INFORMATION SHOWN
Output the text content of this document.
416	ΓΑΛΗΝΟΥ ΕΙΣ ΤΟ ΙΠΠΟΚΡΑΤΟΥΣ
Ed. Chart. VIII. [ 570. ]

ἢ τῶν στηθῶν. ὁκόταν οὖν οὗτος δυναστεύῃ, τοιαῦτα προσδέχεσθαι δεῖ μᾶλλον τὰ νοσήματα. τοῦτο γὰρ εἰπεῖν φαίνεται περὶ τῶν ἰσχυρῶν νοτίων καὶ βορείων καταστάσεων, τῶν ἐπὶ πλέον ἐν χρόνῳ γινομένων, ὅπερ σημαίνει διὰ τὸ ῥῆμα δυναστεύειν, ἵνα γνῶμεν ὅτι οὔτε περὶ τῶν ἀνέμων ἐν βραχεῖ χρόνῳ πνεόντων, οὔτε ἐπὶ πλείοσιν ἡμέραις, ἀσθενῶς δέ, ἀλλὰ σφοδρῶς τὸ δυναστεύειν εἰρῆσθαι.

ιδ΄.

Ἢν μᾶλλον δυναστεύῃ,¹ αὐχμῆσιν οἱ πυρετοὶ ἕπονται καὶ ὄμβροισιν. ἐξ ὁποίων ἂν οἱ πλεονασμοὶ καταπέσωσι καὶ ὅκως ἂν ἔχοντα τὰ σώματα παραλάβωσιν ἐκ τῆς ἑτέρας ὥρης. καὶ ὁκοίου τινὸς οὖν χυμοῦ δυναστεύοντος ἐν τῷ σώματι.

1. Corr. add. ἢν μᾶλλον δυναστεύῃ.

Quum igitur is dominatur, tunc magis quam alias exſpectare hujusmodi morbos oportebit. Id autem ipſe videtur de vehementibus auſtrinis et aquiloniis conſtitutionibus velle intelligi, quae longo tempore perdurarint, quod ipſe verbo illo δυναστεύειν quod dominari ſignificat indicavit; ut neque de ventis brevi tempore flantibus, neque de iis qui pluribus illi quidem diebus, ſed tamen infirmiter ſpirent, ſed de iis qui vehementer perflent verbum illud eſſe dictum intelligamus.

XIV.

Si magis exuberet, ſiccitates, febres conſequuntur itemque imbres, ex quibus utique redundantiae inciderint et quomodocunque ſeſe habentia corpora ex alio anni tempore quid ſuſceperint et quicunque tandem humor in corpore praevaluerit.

GIVEN PROBLEM
Repeat the data above, word for word.

ANSWER TO THIS EXERCISE
Output the text content of this document.
416	ΓΑΛΗΝΟΥ ΕΙΣ ΤΟ ΙΠΠΟΚΡΑΤΟΥΣ
Ed. Chart. VIII. [ 570. ]

ἢ τῶν στηθῶν. ὁκόταν οὖν οὗτος δυναστεύῃ, τοιαῦτα προσδέχεσθαι δεῖ μᾶλλον τὰ νοσήματα. τοῦτο γὰρ εἰπεῖν φαίνεται περὶ τῶν ἰσχυρῶν νοτίων καὶ βορείων καταστάσεων, τῶν ἐπὶ πλέον ἐν χρόνῳ γινομένων, ὅπερ σημαίνει διὰ τὸ ῥῆμα δυναστεύειν, ἵνα γνῶμεν ὅτι οὔτε περὶ τῶν ἀνέμων ἐν βραχεῖ χρόνῳ πνεόντων, οὔτε ἐπὶ πλείοσιν ἡμέραις, ἀσθενῶς δέ, ἀλλὰ σφοδρῶς τὸ δυναστεύειν εἰρῆσθαι.

ιδ΄.

Ἢν μᾶλλον δυναστεύῃ,¹ αὐχμῆσιν οἱ πυρετοὶ ἕπονται καὶ ὄμβροισιν. ἐξ ὁποίων ἂν οἱ πλεονασμοὶ καταπέσωσι καὶ ὅκως ἂν ἔχοντα τὰ σώματα παραλάβωσιν ἐκ τῆς ἑτέρας ὥρης. καὶ ὁκοίου τινὸς οὖν χυμοῦ δυναστεύοντος ἐν τῷ σώματι.

1. Corr. add. ἢν μᾶλλον δυναστεύῃ.

Quum igitur is dominatur, tunc magis quam alias exſpectare hujusmodi morbos oportebit. Id autem ipſe videtur de vehementibus auſtrinis et aquiloniis conſtitutionibus velle intelligi, quae longo tempore perdurarint, quod ipſe verbo illo δυναστεύειν quod dominari ſignificat indicavit; ut neque de ventis brevi tempore flantibus, neque de iis qui pluribus illi quidem diebus, ſed tamen infirmiter ſpirent, ſed de iis qui vehementer perflent verbum illud eſſe dictum intelligamus.

XIV.

Si magis exuberet, ſiccitates, febres conſequuntur itemque imbres, ex quibus utique redundantiae inciderint et quomodocunque ſeſe habentia corpora ex alio anni tempore quid ſuſceperint et quicunque tandem humor in corpore praevaluerit.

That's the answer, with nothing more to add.